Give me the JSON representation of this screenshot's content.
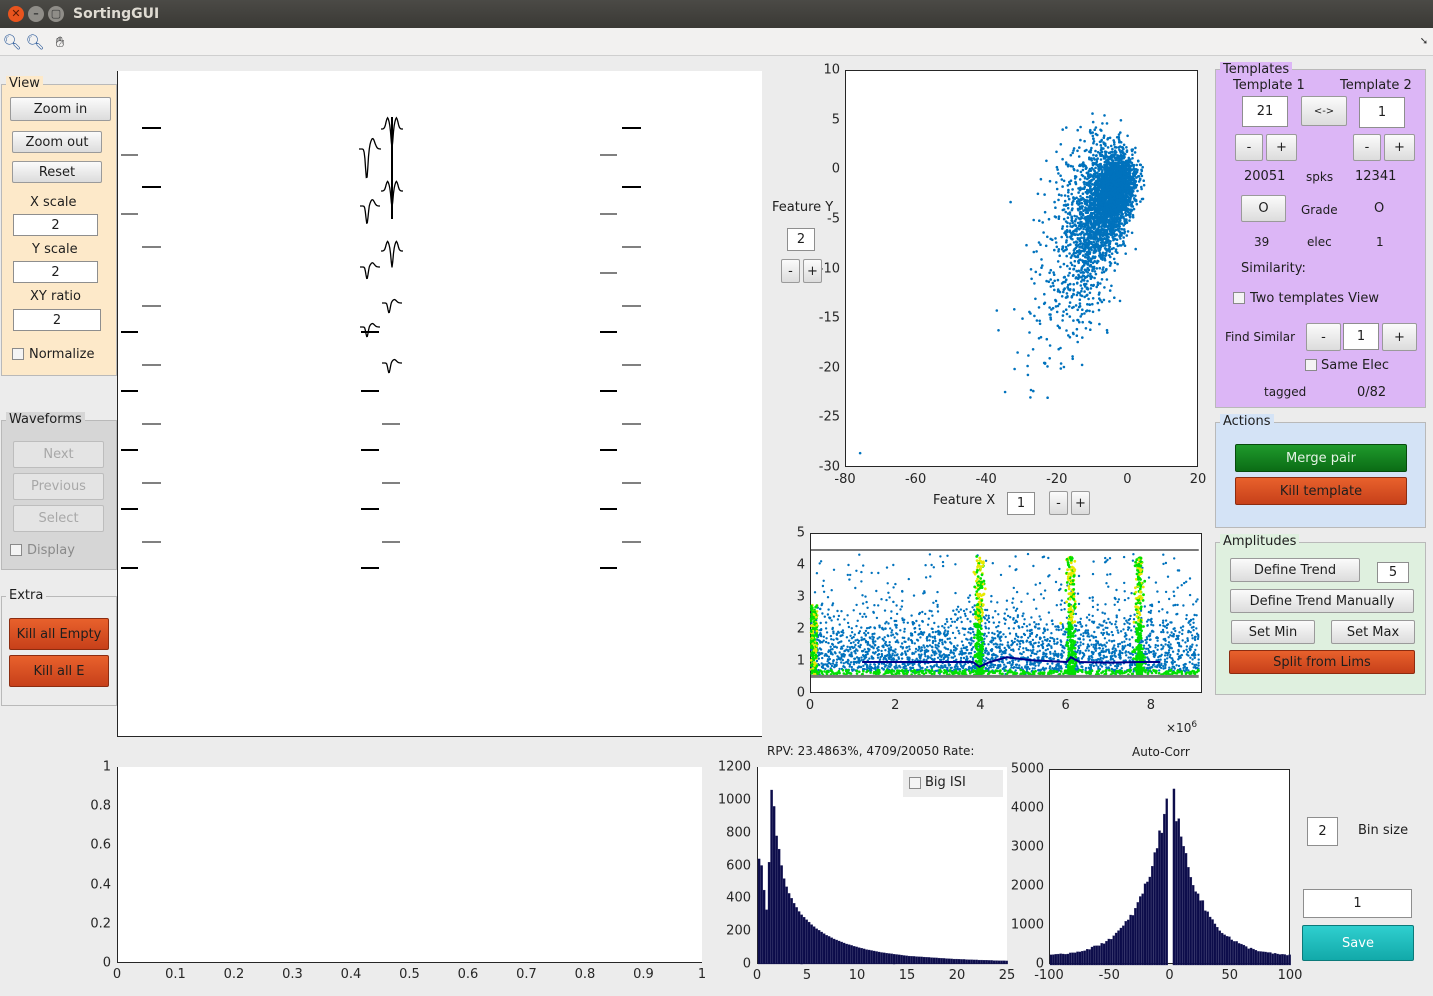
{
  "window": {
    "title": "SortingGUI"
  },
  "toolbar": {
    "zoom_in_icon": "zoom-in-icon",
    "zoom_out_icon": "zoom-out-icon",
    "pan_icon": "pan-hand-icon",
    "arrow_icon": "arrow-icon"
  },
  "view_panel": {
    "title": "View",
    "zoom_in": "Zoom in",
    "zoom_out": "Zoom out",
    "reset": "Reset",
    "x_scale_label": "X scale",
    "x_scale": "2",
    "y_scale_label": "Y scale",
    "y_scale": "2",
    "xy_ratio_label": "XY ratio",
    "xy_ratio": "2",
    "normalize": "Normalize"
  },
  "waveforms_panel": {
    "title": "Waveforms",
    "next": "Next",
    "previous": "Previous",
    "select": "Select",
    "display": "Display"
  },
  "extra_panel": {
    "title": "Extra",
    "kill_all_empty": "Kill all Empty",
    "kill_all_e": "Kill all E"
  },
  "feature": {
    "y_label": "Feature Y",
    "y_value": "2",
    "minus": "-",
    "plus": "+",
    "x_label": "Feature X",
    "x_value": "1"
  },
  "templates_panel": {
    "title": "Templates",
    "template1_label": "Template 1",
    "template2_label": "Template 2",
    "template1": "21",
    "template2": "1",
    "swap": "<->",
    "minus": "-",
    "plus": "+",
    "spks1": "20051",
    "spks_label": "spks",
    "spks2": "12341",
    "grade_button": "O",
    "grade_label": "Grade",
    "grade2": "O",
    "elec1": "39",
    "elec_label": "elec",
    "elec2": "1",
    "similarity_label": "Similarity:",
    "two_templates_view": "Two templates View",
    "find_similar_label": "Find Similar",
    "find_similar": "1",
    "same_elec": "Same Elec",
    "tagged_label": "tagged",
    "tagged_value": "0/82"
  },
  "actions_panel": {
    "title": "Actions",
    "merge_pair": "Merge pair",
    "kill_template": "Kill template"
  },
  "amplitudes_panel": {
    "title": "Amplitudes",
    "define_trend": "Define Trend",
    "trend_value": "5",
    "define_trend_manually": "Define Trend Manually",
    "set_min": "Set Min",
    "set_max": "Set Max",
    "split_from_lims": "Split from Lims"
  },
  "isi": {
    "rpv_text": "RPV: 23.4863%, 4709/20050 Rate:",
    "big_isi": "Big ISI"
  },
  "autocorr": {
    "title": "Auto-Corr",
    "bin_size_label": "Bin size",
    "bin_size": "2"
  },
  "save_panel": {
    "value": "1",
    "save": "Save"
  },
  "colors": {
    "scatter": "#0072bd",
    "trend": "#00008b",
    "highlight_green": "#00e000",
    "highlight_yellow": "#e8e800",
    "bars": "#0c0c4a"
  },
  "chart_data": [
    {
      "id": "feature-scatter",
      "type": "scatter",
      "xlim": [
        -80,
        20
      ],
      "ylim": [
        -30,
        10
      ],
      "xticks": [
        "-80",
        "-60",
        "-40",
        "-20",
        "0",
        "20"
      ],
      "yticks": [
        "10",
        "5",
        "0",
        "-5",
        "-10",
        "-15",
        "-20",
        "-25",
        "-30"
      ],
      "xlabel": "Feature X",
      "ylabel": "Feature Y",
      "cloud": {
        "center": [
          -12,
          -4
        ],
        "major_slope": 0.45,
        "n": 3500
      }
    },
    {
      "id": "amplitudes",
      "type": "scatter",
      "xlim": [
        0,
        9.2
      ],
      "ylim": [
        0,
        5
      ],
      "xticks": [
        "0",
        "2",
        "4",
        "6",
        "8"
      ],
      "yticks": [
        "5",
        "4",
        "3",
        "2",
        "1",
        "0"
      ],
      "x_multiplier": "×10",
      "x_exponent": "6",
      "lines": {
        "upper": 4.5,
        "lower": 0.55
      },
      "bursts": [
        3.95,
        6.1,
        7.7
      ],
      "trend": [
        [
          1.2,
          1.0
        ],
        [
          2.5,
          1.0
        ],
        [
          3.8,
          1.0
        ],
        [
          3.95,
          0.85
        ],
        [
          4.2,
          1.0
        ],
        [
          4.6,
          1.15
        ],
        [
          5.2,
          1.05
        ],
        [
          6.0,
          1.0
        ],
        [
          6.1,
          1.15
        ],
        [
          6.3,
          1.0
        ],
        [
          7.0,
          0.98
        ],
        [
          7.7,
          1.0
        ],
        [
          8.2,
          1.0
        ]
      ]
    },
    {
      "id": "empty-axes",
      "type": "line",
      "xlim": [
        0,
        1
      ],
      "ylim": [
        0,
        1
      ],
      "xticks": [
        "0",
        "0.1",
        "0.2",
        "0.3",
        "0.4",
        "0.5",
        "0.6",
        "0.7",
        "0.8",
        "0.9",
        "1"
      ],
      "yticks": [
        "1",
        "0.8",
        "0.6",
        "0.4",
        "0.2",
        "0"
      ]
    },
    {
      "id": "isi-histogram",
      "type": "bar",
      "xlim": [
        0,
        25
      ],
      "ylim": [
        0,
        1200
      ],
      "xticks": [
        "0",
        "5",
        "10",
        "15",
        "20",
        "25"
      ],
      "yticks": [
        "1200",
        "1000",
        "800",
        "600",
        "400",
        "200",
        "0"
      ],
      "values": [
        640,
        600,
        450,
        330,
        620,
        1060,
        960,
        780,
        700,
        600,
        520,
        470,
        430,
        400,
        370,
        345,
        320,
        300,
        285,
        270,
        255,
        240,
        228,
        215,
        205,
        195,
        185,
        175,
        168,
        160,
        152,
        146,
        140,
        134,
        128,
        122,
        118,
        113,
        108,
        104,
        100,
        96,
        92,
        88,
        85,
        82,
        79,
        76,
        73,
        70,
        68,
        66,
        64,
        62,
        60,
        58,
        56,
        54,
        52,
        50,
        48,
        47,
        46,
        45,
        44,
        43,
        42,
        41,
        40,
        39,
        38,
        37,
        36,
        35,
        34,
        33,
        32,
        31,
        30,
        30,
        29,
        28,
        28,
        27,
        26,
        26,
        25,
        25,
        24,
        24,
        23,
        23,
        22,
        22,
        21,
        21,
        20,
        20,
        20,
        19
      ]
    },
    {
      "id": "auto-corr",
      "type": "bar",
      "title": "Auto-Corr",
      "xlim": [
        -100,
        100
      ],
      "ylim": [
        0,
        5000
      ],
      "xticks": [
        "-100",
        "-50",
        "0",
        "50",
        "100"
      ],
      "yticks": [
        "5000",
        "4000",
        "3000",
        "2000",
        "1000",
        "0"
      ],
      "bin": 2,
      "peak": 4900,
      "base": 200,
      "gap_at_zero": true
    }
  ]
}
══════════
*WORK TO BE COMPLETED*. Write out every line above exactly as it is, leaving out the pictures.

*OUTPUT OF THE EXERCISE*.
Give me the JSON representation of this screenshot's content.
{
  "window": {
    "title": "SortingGUI"
  },
  "toolbar": {
    "zoom_in_icon": "zoom-in-icon",
    "zoom_out_icon": "zoom-out-icon",
    "pan_icon": "pan-hand-icon",
    "arrow_icon": "arrow-icon"
  },
  "view_panel": {
    "title": "View",
    "zoom_in": "Zoom in",
    "zoom_out": "Zoom out",
    "reset": "Reset",
    "x_scale_label": "X scale",
    "x_scale": "2",
    "y_scale_label": "Y scale",
    "y_scale": "2",
    "xy_ratio_label": "XY ratio",
    "xy_ratio": "2",
    "normalize": "Normalize"
  },
  "waveforms_panel": {
    "title": "Waveforms",
    "next": "Next",
    "previous": "Previous",
    "select": "Select",
    "display": "Display"
  },
  "extra_panel": {
    "title": "Extra",
    "kill_all_empty": "Kill all Empty",
    "kill_all_e": "Kill all E"
  },
  "feature": {
    "y_label": "Feature Y",
    "y_value": "2",
    "minus": "-",
    "plus": "+",
    "x_label": "Feature X",
    "x_value": "1"
  },
  "templates_panel": {
    "title": "Templates",
    "template1_label": "Template 1",
    "template2_label": "Template 2",
    "template1": "21",
    "template2": "1",
    "swap": "<->",
    "minus": "-",
    "plus": "+",
    "spks1": "20051",
    "spks_label": "spks",
    "spks2": "12341",
    "grade_button": "O",
    "grade_label": "Grade",
    "grade2": "O",
    "elec1": "39",
    "elec_label": "elec",
    "elec2": "1",
    "similarity_label": "Similarity:",
    "two_templates_view": "Two templates View",
    "find_similar_label": "Find Similar",
    "find_similar": "1",
    "same_elec": "Same Elec",
    "tagged_label": "tagged",
    "tagged_value": "0/82"
  },
  "actions_panel": {
    "title": "Actions",
    "merge_pair": "Merge pair",
    "kill_template": "Kill template"
  },
  "amplitudes_panel": {
    "title": "Amplitudes",
    "define_trend": "Define Trend",
    "trend_value": "5",
    "define_trend_manually": "Define Trend Manually",
    "set_min": "Set Min",
    "set_max": "Set Max",
    "split_from_lims": "Split from Lims"
  },
  "isi": {
    "rpv_text": "RPV: 23.4863%, 4709/20050 Rate:",
    "big_isi": "Big ISI"
  },
  "autocorr": {
    "title": "Auto-Corr",
    "bin_size_label": "Bin size",
    "bin_size": "2"
  },
  "save_panel": {
    "value": "1",
    "save": "Save"
  },
  "colors": {
    "scatter": "#0072bd",
    "trend": "#00008b",
    "highlight_green": "#00e000",
    "highlight_yellow": "#e8e800",
    "bars": "#0c0c4a"
  },
  "chart_data": [
    {
      "id": "feature-scatter",
      "type": "scatter",
      "xlim": [
        -80,
        20
      ],
      "ylim": [
        -30,
        10
      ],
      "xticks": [
        "-80",
        "-60",
        "-40",
        "-20",
        "0",
        "20"
      ],
      "yticks": [
        "10",
        "5",
        "0",
        "-5",
        "-10",
        "-15",
        "-20",
        "-25",
        "-30"
      ],
      "xlabel": "Feature X",
      "ylabel": "Feature Y",
      "cloud": {
        "center": [
          -12,
          -4
        ],
        "major_slope": 0.45,
        "n": 3500
      }
    },
    {
      "id": "amplitudes",
      "type": "scatter",
      "xlim": [
        0,
        9.2
      ],
      "ylim": [
        0,
        5
      ],
      "xticks": [
        "0",
        "2",
        "4",
        "6",
        "8"
      ],
      "yticks": [
        "5",
        "4",
        "3",
        "2",
        "1",
        "0"
      ],
      "x_multiplier": "×10",
      "x_exponent": "6",
      "lines": {
        "upper": 4.5,
        "lower": 0.55
      },
      "bursts": [
        3.95,
        6.1,
        7.7
      ],
      "trend": [
        [
          1.2,
          1.0
        ],
        [
          2.5,
          1.0
        ],
        [
          3.8,
          1.0
        ],
        [
          3.95,
          0.85
        ],
        [
          4.2,
          1.0
        ],
        [
          4.6,
          1.15
        ],
        [
          5.2,
          1.05
        ],
        [
          6.0,
          1.0
        ],
        [
          6.1,
          1.15
        ],
        [
          6.3,
          1.0
        ],
        [
          7.0,
          0.98
        ],
        [
          7.7,
          1.0
        ],
        [
          8.2,
          1.0
        ]
      ]
    },
    {
      "id": "empty-axes",
      "type": "line",
      "xlim": [
        0,
        1
      ],
      "ylim": [
        0,
        1
      ],
      "xticks": [
        "0",
        "0.1",
        "0.2",
        "0.3",
        "0.4",
        "0.5",
        "0.6",
        "0.7",
        "0.8",
        "0.9",
        "1"
      ],
      "yticks": [
        "1",
        "0.8",
        "0.6",
        "0.4",
        "0.2",
        "0"
      ]
    },
    {
      "id": "isi-histogram",
      "type": "bar",
      "xlim": [
        0,
        25
      ],
      "ylim": [
        0,
        1200
      ],
      "xticks": [
        "0",
        "5",
        "10",
        "15",
        "20",
        "25"
      ],
      "yticks": [
        "1200",
        "1000",
        "800",
        "600",
        "400",
        "200",
        "0"
      ],
      "values": [
        640,
        600,
        450,
        330,
        620,
        1060,
        960,
        780,
        700,
        600,
        520,
        470,
        430,
        400,
        370,
        345,
        320,
        300,
        285,
        270,
        255,
        240,
        228,
        215,
        205,
        195,
        185,
        175,
        168,
        160,
        152,
        146,
        140,
        134,
        128,
        122,
        118,
        113,
        108,
        104,
        100,
        96,
        92,
        88,
        85,
        82,
        79,
        76,
        73,
        70,
        68,
        66,
        64,
        62,
        60,
        58,
        56,
        54,
        52,
        50,
        48,
        47,
        46,
        45,
        44,
        43,
        42,
        41,
        40,
        39,
        38,
        37,
        36,
        35,
        34,
        33,
        32,
        31,
        30,
        30,
        29,
        28,
        28,
        27,
        26,
        26,
        25,
        25,
        24,
        24,
        23,
        23,
        22,
        22,
        21,
        21,
        20,
        20,
        20,
        19
      ]
    },
    {
      "id": "auto-corr",
      "type": "bar",
      "title": "Auto-Corr",
      "xlim": [
        -100,
        100
      ],
      "ylim": [
        0,
        5000
      ],
      "xticks": [
        "-100",
        "-50",
        "0",
        "50",
        "100"
      ],
      "yticks": [
        "5000",
        "4000",
        "3000",
        "2000",
        "1000",
        "0"
      ],
      "bin": 2,
      "peak": 4900,
      "base": 200,
      "gap_at_zero": true
    }
  ]
}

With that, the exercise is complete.